- **DIRECTIONS FOR THIS TASK**: Show all lines of the listing that hold the word "text".
——
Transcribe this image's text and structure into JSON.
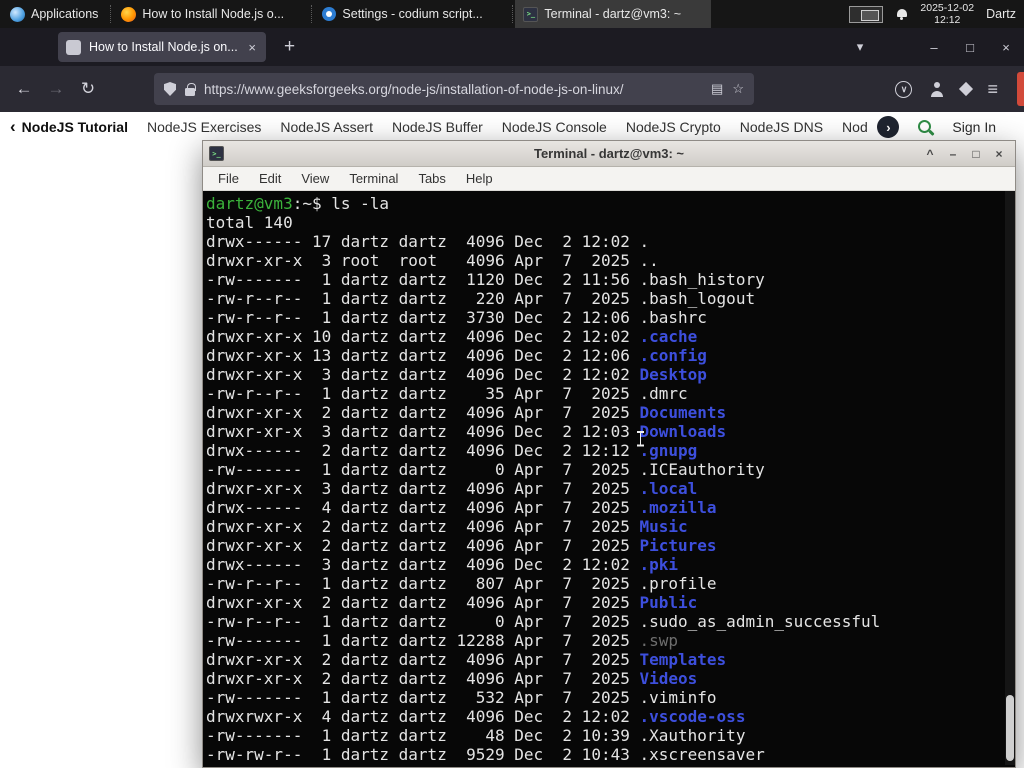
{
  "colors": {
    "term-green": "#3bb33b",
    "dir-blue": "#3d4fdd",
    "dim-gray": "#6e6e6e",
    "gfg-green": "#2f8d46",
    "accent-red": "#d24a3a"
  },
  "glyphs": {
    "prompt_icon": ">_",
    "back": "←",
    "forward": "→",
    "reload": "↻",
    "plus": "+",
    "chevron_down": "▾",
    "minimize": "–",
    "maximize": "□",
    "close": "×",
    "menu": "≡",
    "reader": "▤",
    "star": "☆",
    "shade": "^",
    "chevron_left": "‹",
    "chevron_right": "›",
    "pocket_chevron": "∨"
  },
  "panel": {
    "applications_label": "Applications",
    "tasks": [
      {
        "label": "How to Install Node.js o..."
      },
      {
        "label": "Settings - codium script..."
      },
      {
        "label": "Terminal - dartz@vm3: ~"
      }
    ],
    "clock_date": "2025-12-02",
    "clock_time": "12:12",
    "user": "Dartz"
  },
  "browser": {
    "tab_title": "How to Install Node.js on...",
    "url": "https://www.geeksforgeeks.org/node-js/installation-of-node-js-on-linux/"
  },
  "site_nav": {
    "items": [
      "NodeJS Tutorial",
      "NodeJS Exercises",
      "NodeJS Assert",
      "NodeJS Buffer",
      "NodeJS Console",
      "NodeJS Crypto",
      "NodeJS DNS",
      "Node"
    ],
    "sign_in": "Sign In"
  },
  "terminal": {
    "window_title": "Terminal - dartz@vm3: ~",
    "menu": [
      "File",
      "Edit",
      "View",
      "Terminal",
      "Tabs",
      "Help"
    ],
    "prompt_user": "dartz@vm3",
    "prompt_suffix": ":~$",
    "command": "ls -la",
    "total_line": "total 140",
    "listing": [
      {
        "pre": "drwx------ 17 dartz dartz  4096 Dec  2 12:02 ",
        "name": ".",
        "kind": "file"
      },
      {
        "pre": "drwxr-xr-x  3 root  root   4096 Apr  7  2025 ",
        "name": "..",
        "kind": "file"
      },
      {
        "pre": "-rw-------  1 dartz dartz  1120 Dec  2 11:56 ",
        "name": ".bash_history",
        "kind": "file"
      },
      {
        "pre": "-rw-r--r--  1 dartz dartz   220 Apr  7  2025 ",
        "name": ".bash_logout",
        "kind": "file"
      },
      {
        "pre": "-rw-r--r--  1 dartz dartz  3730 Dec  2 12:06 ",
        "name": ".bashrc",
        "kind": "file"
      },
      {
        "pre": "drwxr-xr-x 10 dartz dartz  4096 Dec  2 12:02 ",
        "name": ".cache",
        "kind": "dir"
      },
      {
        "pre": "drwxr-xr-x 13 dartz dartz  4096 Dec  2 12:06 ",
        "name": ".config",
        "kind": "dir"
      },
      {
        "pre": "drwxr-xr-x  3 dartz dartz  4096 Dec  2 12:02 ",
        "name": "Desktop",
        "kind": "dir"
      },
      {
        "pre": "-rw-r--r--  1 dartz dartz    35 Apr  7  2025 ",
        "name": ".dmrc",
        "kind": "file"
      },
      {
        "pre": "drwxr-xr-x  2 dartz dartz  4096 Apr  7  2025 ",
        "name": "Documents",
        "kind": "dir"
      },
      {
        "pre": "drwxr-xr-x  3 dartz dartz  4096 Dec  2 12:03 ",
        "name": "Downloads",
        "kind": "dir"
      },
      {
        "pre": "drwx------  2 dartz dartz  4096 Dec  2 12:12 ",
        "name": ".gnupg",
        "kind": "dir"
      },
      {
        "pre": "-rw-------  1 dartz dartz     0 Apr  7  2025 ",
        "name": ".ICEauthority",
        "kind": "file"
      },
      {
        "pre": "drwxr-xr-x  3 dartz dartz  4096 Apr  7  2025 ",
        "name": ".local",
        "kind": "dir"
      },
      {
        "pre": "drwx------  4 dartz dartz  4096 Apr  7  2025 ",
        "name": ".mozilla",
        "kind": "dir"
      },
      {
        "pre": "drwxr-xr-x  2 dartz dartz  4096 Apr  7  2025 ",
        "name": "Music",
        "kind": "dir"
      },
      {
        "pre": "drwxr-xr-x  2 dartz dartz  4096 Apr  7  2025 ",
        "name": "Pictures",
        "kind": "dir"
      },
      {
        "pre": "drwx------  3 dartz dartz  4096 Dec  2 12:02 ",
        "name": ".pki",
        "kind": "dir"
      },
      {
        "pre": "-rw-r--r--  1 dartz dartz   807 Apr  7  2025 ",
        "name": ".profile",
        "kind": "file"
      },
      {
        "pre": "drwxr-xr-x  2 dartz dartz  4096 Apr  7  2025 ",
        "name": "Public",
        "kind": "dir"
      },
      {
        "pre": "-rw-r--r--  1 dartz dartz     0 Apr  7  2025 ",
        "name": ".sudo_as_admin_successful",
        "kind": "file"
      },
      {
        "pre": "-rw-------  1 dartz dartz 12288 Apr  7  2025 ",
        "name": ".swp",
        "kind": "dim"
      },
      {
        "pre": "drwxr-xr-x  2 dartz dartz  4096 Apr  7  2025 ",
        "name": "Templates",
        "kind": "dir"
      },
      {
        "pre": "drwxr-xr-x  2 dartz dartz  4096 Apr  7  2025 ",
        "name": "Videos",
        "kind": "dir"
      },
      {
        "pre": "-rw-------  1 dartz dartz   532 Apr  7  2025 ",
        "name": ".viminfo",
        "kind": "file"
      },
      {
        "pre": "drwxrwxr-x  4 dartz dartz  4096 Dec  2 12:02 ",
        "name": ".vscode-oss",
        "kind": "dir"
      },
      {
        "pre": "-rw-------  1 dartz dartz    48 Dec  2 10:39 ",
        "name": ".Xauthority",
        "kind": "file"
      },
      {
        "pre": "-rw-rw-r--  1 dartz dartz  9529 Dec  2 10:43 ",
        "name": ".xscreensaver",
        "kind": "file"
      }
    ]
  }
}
——
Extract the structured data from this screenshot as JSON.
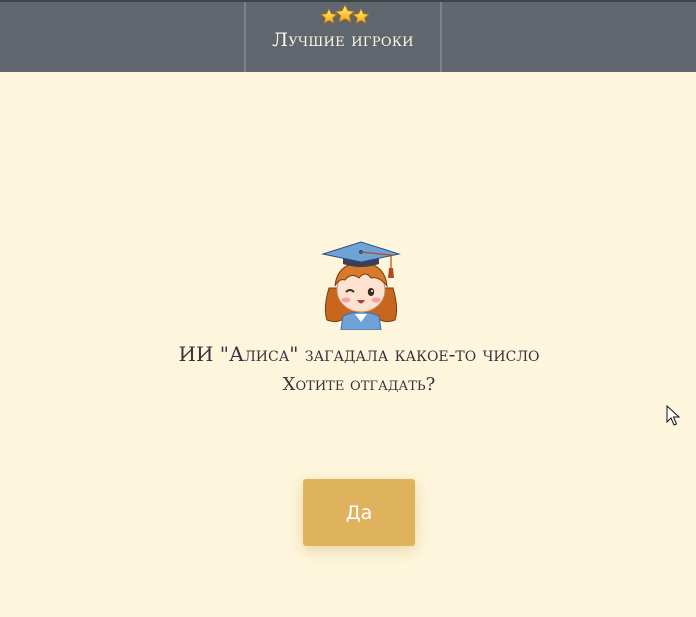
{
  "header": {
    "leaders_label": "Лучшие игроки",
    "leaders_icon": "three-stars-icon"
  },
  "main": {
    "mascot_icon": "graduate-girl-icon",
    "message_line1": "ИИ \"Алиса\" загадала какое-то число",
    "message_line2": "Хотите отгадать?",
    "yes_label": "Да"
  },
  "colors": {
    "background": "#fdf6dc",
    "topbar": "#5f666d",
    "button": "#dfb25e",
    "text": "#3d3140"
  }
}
——
- **RESPONSE TO THIS TASK**:
Transcribe this image's text and structure into JSON.
    "text": "#3d3140"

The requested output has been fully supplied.